-- START OF Dataset extract --

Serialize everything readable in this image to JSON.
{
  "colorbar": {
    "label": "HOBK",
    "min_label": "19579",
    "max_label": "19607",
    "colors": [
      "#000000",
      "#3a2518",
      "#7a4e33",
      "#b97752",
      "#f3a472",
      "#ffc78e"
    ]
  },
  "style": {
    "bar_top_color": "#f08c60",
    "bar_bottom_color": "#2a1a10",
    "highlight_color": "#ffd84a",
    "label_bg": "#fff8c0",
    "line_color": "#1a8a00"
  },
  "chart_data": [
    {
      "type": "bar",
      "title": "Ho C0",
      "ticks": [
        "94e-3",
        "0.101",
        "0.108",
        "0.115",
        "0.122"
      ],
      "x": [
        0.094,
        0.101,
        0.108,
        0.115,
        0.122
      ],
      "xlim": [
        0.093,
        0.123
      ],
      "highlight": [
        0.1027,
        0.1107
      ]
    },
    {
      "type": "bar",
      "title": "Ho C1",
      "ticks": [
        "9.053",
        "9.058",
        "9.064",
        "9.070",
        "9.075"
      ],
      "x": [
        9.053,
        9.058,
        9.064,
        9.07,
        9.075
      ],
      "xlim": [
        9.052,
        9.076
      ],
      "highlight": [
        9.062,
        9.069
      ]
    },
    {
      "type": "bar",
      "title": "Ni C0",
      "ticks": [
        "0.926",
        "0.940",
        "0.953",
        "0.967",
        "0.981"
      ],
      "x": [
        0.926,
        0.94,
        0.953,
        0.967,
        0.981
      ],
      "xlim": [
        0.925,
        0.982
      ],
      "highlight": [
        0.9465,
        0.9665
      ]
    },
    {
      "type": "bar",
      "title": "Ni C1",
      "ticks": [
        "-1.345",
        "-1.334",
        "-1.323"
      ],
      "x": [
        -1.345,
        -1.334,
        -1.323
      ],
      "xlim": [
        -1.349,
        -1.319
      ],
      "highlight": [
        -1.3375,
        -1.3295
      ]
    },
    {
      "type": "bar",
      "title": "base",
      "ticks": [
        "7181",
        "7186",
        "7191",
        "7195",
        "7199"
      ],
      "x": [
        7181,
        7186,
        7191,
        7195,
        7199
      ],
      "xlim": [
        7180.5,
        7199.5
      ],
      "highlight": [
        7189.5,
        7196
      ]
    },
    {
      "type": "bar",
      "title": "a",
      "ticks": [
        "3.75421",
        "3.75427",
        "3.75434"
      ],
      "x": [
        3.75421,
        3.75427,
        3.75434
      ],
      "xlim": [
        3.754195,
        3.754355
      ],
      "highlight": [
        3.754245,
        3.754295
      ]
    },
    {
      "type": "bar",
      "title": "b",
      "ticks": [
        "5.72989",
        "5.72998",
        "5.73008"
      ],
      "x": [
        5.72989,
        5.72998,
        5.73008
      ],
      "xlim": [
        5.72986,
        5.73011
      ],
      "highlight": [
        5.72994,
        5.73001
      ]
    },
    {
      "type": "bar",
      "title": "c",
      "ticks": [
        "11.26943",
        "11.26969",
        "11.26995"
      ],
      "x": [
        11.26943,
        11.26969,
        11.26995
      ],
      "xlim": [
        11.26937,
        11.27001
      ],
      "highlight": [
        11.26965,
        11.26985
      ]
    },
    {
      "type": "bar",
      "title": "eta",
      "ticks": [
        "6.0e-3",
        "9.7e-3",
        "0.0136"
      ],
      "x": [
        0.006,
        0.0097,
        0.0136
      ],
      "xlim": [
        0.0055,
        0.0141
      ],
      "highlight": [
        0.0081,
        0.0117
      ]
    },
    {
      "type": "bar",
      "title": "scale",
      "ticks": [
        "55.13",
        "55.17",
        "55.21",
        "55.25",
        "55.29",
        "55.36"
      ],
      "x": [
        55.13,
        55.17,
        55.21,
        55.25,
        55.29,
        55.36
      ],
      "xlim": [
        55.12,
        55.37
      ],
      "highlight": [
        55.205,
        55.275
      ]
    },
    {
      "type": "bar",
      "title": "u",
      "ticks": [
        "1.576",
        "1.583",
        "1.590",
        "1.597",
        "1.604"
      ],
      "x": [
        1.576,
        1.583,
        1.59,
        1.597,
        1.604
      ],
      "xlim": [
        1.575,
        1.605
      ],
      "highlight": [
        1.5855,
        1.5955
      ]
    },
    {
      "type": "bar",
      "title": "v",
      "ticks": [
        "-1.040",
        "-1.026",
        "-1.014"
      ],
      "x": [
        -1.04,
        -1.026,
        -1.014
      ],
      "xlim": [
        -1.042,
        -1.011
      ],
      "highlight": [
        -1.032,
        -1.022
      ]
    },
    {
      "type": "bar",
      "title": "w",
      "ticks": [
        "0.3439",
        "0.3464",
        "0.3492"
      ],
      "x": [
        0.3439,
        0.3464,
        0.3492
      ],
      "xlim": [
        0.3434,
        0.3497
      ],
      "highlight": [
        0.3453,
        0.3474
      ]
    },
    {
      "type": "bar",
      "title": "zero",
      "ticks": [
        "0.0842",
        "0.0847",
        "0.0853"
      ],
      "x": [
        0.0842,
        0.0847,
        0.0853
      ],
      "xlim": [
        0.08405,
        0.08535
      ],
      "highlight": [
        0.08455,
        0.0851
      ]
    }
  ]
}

-- END OF Dataset extract --

Task description: Quote each line above in full, word for word.

The solution:
Serialize everything readable in this image to JSON.
{
  "colorbar": {
    "label": "HOBK",
    "min_label": "19579",
    "max_label": "19607",
    "colors": [
      "#000000",
      "#3a2518",
      "#7a4e33",
      "#b97752",
      "#f3a472",
      "#ffc78e"
    ]
  },
  "style": {
    "bar_top_color": "#f08c60",
    "bar_bottom_color": "#2a1a10",
    "highlight_color": "#ffd84a",
    "label_bg": "#fff8c0",
    "line_color": "#1a8a00"
  },
  "chart_data": [
    {
      "type": "bar",
      "title": "Ho C0",
      "ticks": [
        "94e-3",
        "0.101",
        "0.108",
        "0.115",
        "0.122"
      ],
      "x": [
        0.094,
        0.101,
        0.108,
        0.115,
        0.122
      ],
      "xlim": [
        0.093,
        0.123
      ],
      "highlight": [
        0.1027,
        0.1107
      ]
    },
    {
      "type": "bar",
      "title": "Ho C1",
      "ticks": [
        "9.053",
        "9.058",
        "9.064",
        "9.070",
        "9.075"
      ],
      "x": [
        9.053,
        9.058,
        9.064,
        9.07,
        9.075
      ],
      "xlim": [
        9.052,
        9.076
      ],
      "highlight": [
        9.062,
        9.069
      ]
    },
    {
      "type": "bar",
      "title": "Ni C0",
      "ticks": [
        "0.926",
        "0.940",
        "0.953",
        "0.967",
        "0.981"
      ],
      "x": [
        0.926,
        0.94,
        0.953,
        0.967,
        0.981
      ],
      "xlim": [
        0.925,
        0.982
      ],
      "highlight": [
        0.9465,
        0.9665
      ]
    },
    {
      "type": "bar",
      "title": "Ni C1",
      "ticks": [
        "-1.345",
        "-1.334",
        "-1.323"
      ],
      "x": [
        -1.345,
        -1.334,
        -1.323
      ],
      "xlim": [
        -1.349,
        -1.319
      ],
      "highlight": [
        -1.3375,
        -1.3295
      ]
    },
    {
      "type": "bar",
      "title": "base",
      "ticks": [
        "7181",
        "7186",
        "7191",
        "7195",
        "7199"
      ],
      "x": [
        7181,
        7186,
        7191,
        7195,
        7199
      ],
      "xlim": [
        7180.5,
        7199.5
      ],
      "highlight": [
        7189.5,
        7196
      ]
    },
    {
      "type": "bar",
      "title": "a",
      "ticks": [
        "3.75421",
        "3.75427",
        "3.75434"
      ],
      "x": [
        3.75421,
        3.75427,
        3.75434
      ],
      "xlim": [
        3.754195,
        3.754355
      ],
      "highlight": [
        3.754245,
        3.754295
      ]
    },
    {
      "type": "bar",
      "title": "b",
      "ticks": [
        "5.72989",
        "5.72998",
        "5.73008"
      ],
      "x": [
        5.72989,
        5.72998,
        5.73008
      ],
      "xlim": [
        5.72986,
        5.73011
      ],
      "highlight": [
        5.72994,
        5.73001
      ]
    },
    {
      "type": "bar",
      "title": "c",
      "ticks": [
        "11.26943",
        "11.26969",
        "11.26995"
      ],
      "x": [
        11.26943,
        11.26969,
        11.26995
      ],
      "xlim": [
        11.26937,
        11.27001
      ],
      "highlight": [
        11.26965,
        11.26985
      ]
    },
    {
      "type": "bar",
      "title": "eta",
      "ticks": [
        "6.0e-3",
        "9.7e-3",
        "0.0136"
      ],
      "x": [
        0.006,
        0.0097,
        0.0136
      ],
      "xlim": [
        0.0055,
        0.0141
      ],
      "highlight": [
        0.0081,
        0.0117
      ]
    },
    {
      "type": "bar",
      "title": "scale",
      "ticks": [
        "55.13",
        "55.17",
        "55.21",
        "55.25",
        "55.29",
        "55.36"
      ],
      "x": [
        55.13,
        55.17,
        55.21,
        55.25,
        55.29,
        55.36
      ],
      "xlim": [
        55.12,
        55.37
      ],
      "highlight": [
        55.205,
        55.275
      ]
    },
    {
      "type": "bar",
      "title": "u",
      "ticks": [
        "1.576",
        "1.583",
        "1.590",
        "1.597",
        "1.604"
      ],
      "x": [
        1.576,
        1.583,
        1.59,
        1.597,
        1.604
      ],
      "xlim": [
        1.575,
        1.605
      ],
      "highlight": [
        1.5855,
        1.5955
      ]
    },
    {
      "type": "bar",
      "title": "v",
      "ticks": [
        "-1.040",
        "-1.026",
        "-1.014"
      ],
      "x": [
        -1.04,
        -1.026,
        -1.014
      ],
      "xlim": [
        -1.042,
        -1.011
      ],
      "highlight": [
        -1.032,
        -1.022
      ]
    },
    {
      "type": "bar",
      "title": "w",
      "ticks": [
        "0.3439",
        "0.3464",
        "0.3492"
      ],
      "x": [
        0.3439,
        0.3464,
        0.3492
      ],
      "xlim": [
        0.3434,
        0.3497
      ],
      "highlight": [
        0.3453,
        0.3474
      ]
    },
    {
      "type": "bar",
      "title": "zero",
      "ticks": [
        "0.0842",
        "0.0847",
        "0.0853"
      ],
      "x": [
        0.0842,
        0.0847,
        0.0853
      ],
      "xlim": [
        0.08405,
        0.08535
      ],
      "highlight": [
        0.08455,
        0.0851
      ]
    }
  ]
}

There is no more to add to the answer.